Problem to work on >> Omit the pictures from the entries below and retype everything else exactly.

Information supplied >>
============

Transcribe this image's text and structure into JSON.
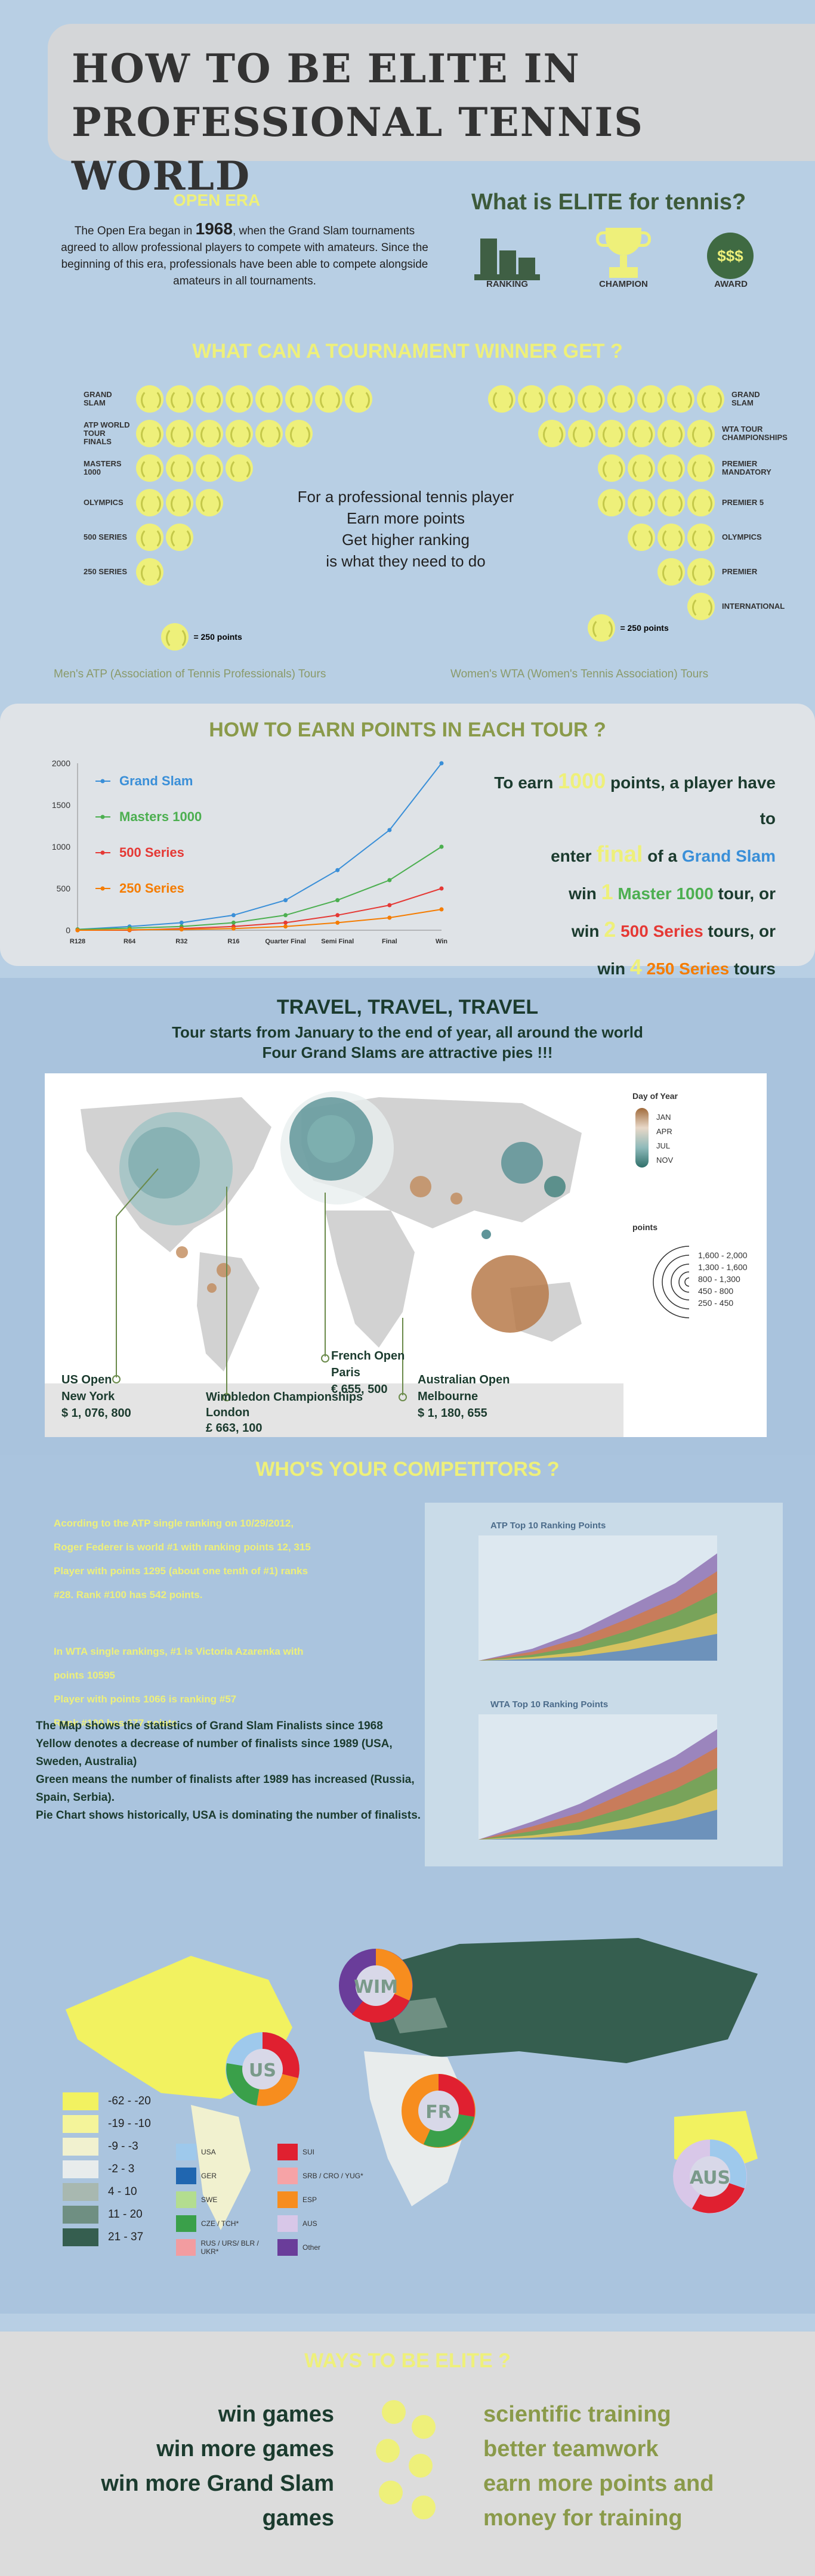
{
  "title": {
    "line1": "HOW TO BE ELITE IN",
    "line2": "PROFESSIONAL TENNIS WORLD"
  },
  "open_era": {
    "heading": "OPEN ERA",
    "text_a": "The Open Era began in ",
    "year": "1968",
    "text_b": ", when the Grand Slam tournaments agreed to allow professional players to compete with amateurs. Since the beginning of this era, professionals have been able to compete alongside amateurs in all tournaments."
  },
  "elite": {
    "heading": "What is ELITE for tennis?",
    "icons": [
      {
        "name": "ranking-icon",
        "label": "RANKING"
      },
      {
        "name": "trophy-icon",
        "label": "CHAMPION"
      },
      {
        "name": "money-icon",
        "label": "AWARD",
        "text": "$$$"
      }
    ]
  },
  "winner": {
    "heading": "WHAT CAN A TOURNAMENT WINNER GET  ?",
    "atp_rows": [
      {
        "label": "GRAND SLAM",
        "balls": 8
      },
      {
        "label": "ATP WORLD TOUR FINALS",
        "balls": 6
      },
      {
        "label": "MASTERS 1000",
        "balls": 4
      },
      {
        "label": "OLYMPICS",
        "balls": 3
      },
      {
        "label": "500 SERIES",
        "balls": 2
      },
      {
        "label": "250 SERIES",
        "balls": 1
      }
    ],
    "wta_rows": [
      {
        "label": "GRAND SLAM",
        "balls": 8
      },
      {
        "label": "WTA TOUR CHAMPIONSHIPS",
        "balls": 6
      },
      {
        "label": "PREMIER MANDATORY",
        "balls": 4
      },
      {
        "label": "PREMIER 5",
        "balls": 4
      },
      {
        "label": "OLYMPICS",
        "balls": 3
      },
      {
        "label": "PREMIER",
        "balls": 2
      },
      {
        "label": "INTERNATIONAL",
        "balls": 1
      }
    ],
    "legend": "= 250 points",
    "center_lines": [
      "For a professional tennis player",
      "Earn more points",
      "Get higher ranking",
      "is what they need to do"
    ],
    "atp_caption": "Men's ATP (Association of Tennis Professionals) Tours",
    "wta_caption": "Women's WTA (Women's Tennis Association) Tours"
  },
  "earn": {
    "heading": "HOW TO EARN POINTS IN EACH TOUR ?",
    "lines": [
      {
        "a": "To earn ",
        "b": "1000",
        "c": " points, a player have to"
      },
      {
        "a": "enter ",
        "b": "final",
        "c": " of a ",
        "d": "Grand Slam"
      },
      {
        "a": "win ",
        "b": "1",
        "c": " Master 1000",
        "d": "  tour, or"
      },
      {
        "a": "win ",
        "b": "2",
        "c": "  500 Series",
        "d": " tours, or"
      },
      {
        "a": "win ",
        "b": "4",
        "c": "  250 Series",
        "d": " tours"
      }
    ]
  },
  "chart_data": {
    "type": "line",
    "categories": [
      "R128",
      "R64",
      "R32",
      "R16",
      "Quarter Final",
      "Semi Final",
      "Final",
      "Win"
    ],
    "ylim": [
      0,
      2000
    ],
    "yticks": [
      "0",
      "500",
      "1000",
      "1500",
      "2000"
    ],
    "series": [
      {
        "name": "Grand Slam",
        "color": "#3a8fd8",
        "values": [
          10,
          45,
          90,
          180,
          360,
          720,
          1200,
          2000
        ]
      },
      {
        "name": "Masters 1000",
        "color": "#4caf50",
        "values": [
          10,
          25,
          45,
          90,
          180,
          360,
          600,
          1000
        ]
      },
      {
        "name": "500 Series",
        "color": "#e53935",
        "values": [
          0,
          0,
          20,
          45,
          90,
          180,
          300,
          500
        ]
      },
      {
        "name": "250 Series",
        "color": "#f57c00",
        "values": [
          0,
          5,
          10,
          20,
          45,
          90,
          150,
          250
        ]
      }
    ]
  },
  "travel": {
    "heading": "TRAVEL, TRAVEL, TRAVEL",
    "sub1": "Tour starts from January to the end of year, all around the world",
    "sub2": "Four Grand Slams are attractive pies !!!",
    "legend_title": "Day of Year",
    "months": [
      "JAN",
      "APR",
      "JUL",
      "NOV"
    ],
    "points_title": "points",
    "points_ranges": [
      "1,600 - 2,000",
      "1,300 - 1,600",
      "800 - 1,300",
      "450 - 800",
      "250 - 450"
    ],
    "callouts": [
      {
        "name": "Wimbledon Championships",
        "city": "London",
        "prize": "£ 663, 100"
      },
      {
        "name": "French Open",
        "city": "Paris",
        "prize": "€ 655, 500"
      },
      {
        "name": "US Open",
        "city": "New York",
        "prize": "$ 1, 076, 800"
      },
      {
        "name": "Australian Open",
        "city": "Melbourne",
        "prize": "$ 1, 180, 655"
      }
    ]
  },
  "competitors": {
    "heading": "WHO'S YOUR COMPETITORS ?",
    "atp_text": [
      "Acording to the ATP single ranking on 10/29/2012,",
      "Roger Federer is world #1 with ranking points 12, 315",
      "Player with points 1295 (about one tenth of #1) ranks",
      "#28. Rank #100 has 542 points."
    ],
    "wta_text": [
      "In WTA single rankings, #1 is Victoria Azarenka with",
      "points 10595",
      "Player with points 1066 is ranking #57",
      "Rank #100 has 677 points."
    ],
    "atp_chart_title": "ATP Top 10 Ranking Points",
    "wta_chart_title": "WTA Top 10 Ranking Points",
    "map_text": [
      "The Map shows the statistics of Grand Slam Finalists since 1968",
      "Yellow denotes a decrease of number of finalists since 1989 (USA, Sweden, Australia)",
      "Green means the number of finalists after 1989 has increased (Russia, Spain, Serbia).",
      "Pie Chart shows historically, USA is dominating the number of finalists."
    ],
    "pies": [
      "WIM",
      "US",
      "FR",
      "AUS"
    ],
    "scale": [
      {
        "label": "-62 - -20",
        "color": "#f2f260"
      },
      {
        "label": "-19 - -10",
        "color": "#f4f49a"
      },
      {
        "label": "-9 - -3",
        "color": "#f1f1cf"
      },
      {
        "label": "-2 - 3",
        "color": "#e8ecec"
      },
      {
        "label": "4 - 10",
        "color": "#a8b8b0"
      },
      {
        "label": "11 - 20",
        "color": "#6f8f82"
      },
      {
        "label": "21 - 37",
        "color": "#355e4f"
      }
    ],
    "countries": [
      {
        "label": "USA",
        "color": "#9ec9ec"
      },
      {
        "label": "SUI",
        "color": "#e02030"
      },
      {
        "label": "GER",
        "color": "#2066b0"
      },
      {
        "label": "SRB / CRO / YUG*",
        "color": "#f6a3a6"
      },
      {
        "label": "SWE",
        "color": "#b3dd8f"
      },
      {
        "label": "ESP",
        "color": "#f78d1e"
      },
      {
        "label": "CZE / TCH*",
        "color": "#3aa04a"
      },
      {
        "label": "AUS",
        "color": "#d8c7e8"
      },
      {
        "label": "RUS / URS/ BLR / UKR*",
        "color": "#f29ca0"
      },
      {
        "label": "Other",
        "color": "#6a3d9a"
      }
    ]
  },
  "ways": {
    "heading": "WAYS TO BE ELITE ?",
    "left": [
      "win games",
      "win more games",
      "win more Grand Slam",
      "games"
    ],
    "right": [
      "scientific training",
      "better teamwork",
      "earn more points and",
      "money for training"
    ]
  }
}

============

Exercise answer >>
Transcribe this image's text and structure into JSON.
{
  "title": {
    "line1": "HOW TO BE ELITE IN",
    "line2": "PROFESSIONAL TENNIS WORLD"
  },
  "open_era": {
    "heading": "OPEN ERA",
    "text_a": "The Open Era began in ",
    "year": "1968",
    "text_b": ", when the Grand Slam tournaments agreed to allow professional players to compete with amateurs. Since the beginning of this era, professionals have been able to compete alongside amateurs in all tournaments."
  },
  "elite": {
    "heading": "What is ELITE for tennis?",
    "icons": [
      {
        "name": "ranking-icon",
        "label": "RANKING"
      },
      {
        "name": "trophy-icon",
        "label": "CHAMPION"
      },
      {
        "name": "money-icon",
        "label": "AWARD",
        "text": "$$$"
      }
    ]
  },
  "winner": {
    "heading": "WHAT CAN A TOURNAMENT WINNER GET  ?",
    "atp_rows": [
      {
        "label": "GRAND SLAM",
        "balls": 8
      },
      {
        "label": "ATP WORLD TOUR FINALS",
        "balls": 6
      },
      {
        "label": "MASTERS 1000",
        "balls": 4
      },
      {
        "label": "OLYMPICS",
        "balls": 3
      },
      {
        "label": "500 SERIES",
        "balls": 2
      },
      {
        "label": "250 SERIES",
        "balls": 1
      }
    ],
    "wta_rows": [
      {
        "label": "GRAND SLAM",
        "balls": 8
      },
      {
        "label": "WTA TOUR CHAMPIONSHIPS",
        "balls": 6
      },
      {
        "label": "PREMIER MANDATORY",
        "balls": 4
      },
      {
        "label": "PREMIER 5",
        "balls": 4
      },
      {
        "label": "OLYMPICS",
        "balls": 3
      },
      {
        "label": "PREMIER",
        "balls": 2
      },
      {
        "label": "INTERNATIONAL",
        "balls": 1
      }
    ],
    "legend": "= 250 points",
    "center_lines": [
      "For a professional tennis player",
      "Earn more points",
      "Get higher ranking",
      "is what they need to do"
    ],
    "atp_caption": "Men's ATP (Association of Tennis Professionals) Tours",
    "wta_caption": "Women's WTA (Women's Tennis Association) Tours"
  },
  "earn": {
    "heading": "HOW TO EARN POINTS IN EACH TOUR ?",
    "lines": [
      {
        "a": "To earn ",
        "b": "1000",
        "c": " points, a player have to"
      },
      {
        "a": "enter ",
        "b": "final",
        "c": " of a ",
        "d": "Grand Slam"
      },
      {
        "a": "win ",
        "b": "1",
        "c": " Master 1000",
        "d": "  tour, or"
      },
      {
        "a": "win ",
        "b": "2",
        "c": "  500 Series",
        "d": " tours, or"
      },
      {
        "a": "win ",
        "b": "4",
        "c": "  250 Series",
        "d": " tours"
      }
    ]
  },
  "chart_data": {
    "type": "line",
    "categories": [
      "R128",
      "R64",
      "R32",
      "R16",
      "Quarter Final",
      "Semi Final",
      "Final",
      "Win"
    ],
    "ylim": [
      0,
      2000
    ],
    "yticks": [
      "0",
      "500",
      "1000",
      "1500",
      "2000"
    ],
    "series": [
      {
        "name": "Grand Slam",
        "color": "#3a8fd8",
        "values": [
          10,
          45,
          90,
          180,
          360,
          720,
          1200,
          2000
        ]
      },
      {
        "name": "Masters 1000",
        "color": "#4caf50",
        "values": [
          10,
          25,
          45,
          90,
          180,
          360,
          600,
          1000
        ]
      },
      {
        "name": "500 Series",
        "color": "#e53935",
        "values": [
          0,
          0,
          20,
          45,
          90,
          180,
          300,
          500
        ]
      },
      {
        "name": "250 Series",
        "color": "#f57c00",
        "values": [
          0,
          5,
          10,
          20,
          45,
          90,
          150,
          250
        ]
      }
    ]
  },
  "travel": {
    "heading": "TRAVEL, TRAVEL, TRAVEL",
    "sub1": "Tour starts from January to the end of year, all around the world",
    "sub2": "Four Grand Slams are attractive pies !!!",
    "legend_title": "Day of Year",
    "months": [
      "JAN",
      "APR",
      "JUL",
      "NOV"
    ],
    "points_title": "points",
    "points_ranges": [
      "1,600 - 2,000",
      "1,300 - 1,600",
      "800 - 1,300",
      "450 - 800",
      "250 - 450"
    ],
    "callouts": [
      {
        "name": "Wimbledon Championships",
        "city": "London",
        "prize": "£ 663, 100"
      },
      {
        "name": "French Open",
        "city": "Paris",
        "prize": "€ 655, 500"
      },
      {
        "name": "US Open",
        "city": "New York",
        "prize": "$ 1, 076, 800"
      },
      {
        "name": "Australian Open",
        "city": "Melbourne",
        "prize": "$ 1, 180, 655"
      }
    ]
  },
  "competitors": {
    "heading": "WHO'S YOUR COMPETITORS ?",
    "atp_text": [
      "Acording to the ATP single ranking on 10/29/2012,",
      "Roger Federer is world #1 with ranking points 12, 315",
      "Player with points 1295 (about one tenth of #1) ranks",
      "#28. Rank #100 has 542 points."
    ],
    "wta_text": [
      "In WTA single rankings, #1 is Victoria Azarenka with",
      "points 10595",
      "Player with points 1066 is ranking #57",
      "Rank #100 has 677 points."
    ],
    "atp_chart_title": "ATP Top 10 Ranking Points",
    "wta_chart_title": "WTA Top 10 Ranking Points",
    "map_text": [
      "The Map shows the statistics of Grand Slam Finalists since 1968",
      "Yellow denotes a decrease of number of finalists since 1989 (USA, Sweden, Australia)",
      "Green means the number of finalists after 1989 has increased (Russia, Spain, Serbia).",
      "Pie Chart shows historically, USA is dominating the number of finalists."
    ],
    "pies": [
      "WIM",
      "US",
      "FR",
      "AUS"
    ],
    "scale": [
      {
        "label": "-62 - -20",
        "color": "#f2f260"
      },
      {
        "label": "-19 - -10",
        "color": "#f4f49a"
      },
      {
        "label": "-9 - -3",
        "color": "#f1f1cf"
      },
      {
        "label": "-2 - 3",
        "color": "#e8ecec"
      },
      {
        "label": "4 - 10",
        "color": "#a8b8b0"
      },
      {
        "label": "11 - 20",
        "color": "#6f8f82"
      },
      {
        "label": "21 - 37",
        "color": "#355e4f"
      }
    ],
    "countries": [
      {
        "label": "USA",
        "color": "#9ec9ec"
      },
      {
        "label": "SUI",
        "color": "#e02030"
      },
      {
        "label": "GER",
        "color": "#2066b0"
      },
      {
        "label": "SRB / CRO / YUG*",
        "color": "#f6a3a6"
      },
      {
        "label": "SWE",
        "color": "#b3dd8f"
      },
      {
        "label": "ESP",
        "color": "#f78d1e"
      },
      {
        "label": "CZE / TCH*",
        "color": "#3aa04a"
      },
      {
        "label": "AUS",
        "color": "#d8c7e8"
      },
      {
        "label": "RUS / URS/ BLR / UKR*",
        "color": "#f29ca0"
      },
      {
        "label": "Other",
        "color": "#6a3d9a"
      }
    ]
  },
  "ways": {
    "heading": "WAYS TO BE ELITE ?",
    "left": [
      "win games",
      "win more games",
      "win more Grand Slam",
      "games"
    ],
    "right": [
      "scientific training",
      "better teamwork",
      "earn more points and",
      "money for training"
    ]
  }
}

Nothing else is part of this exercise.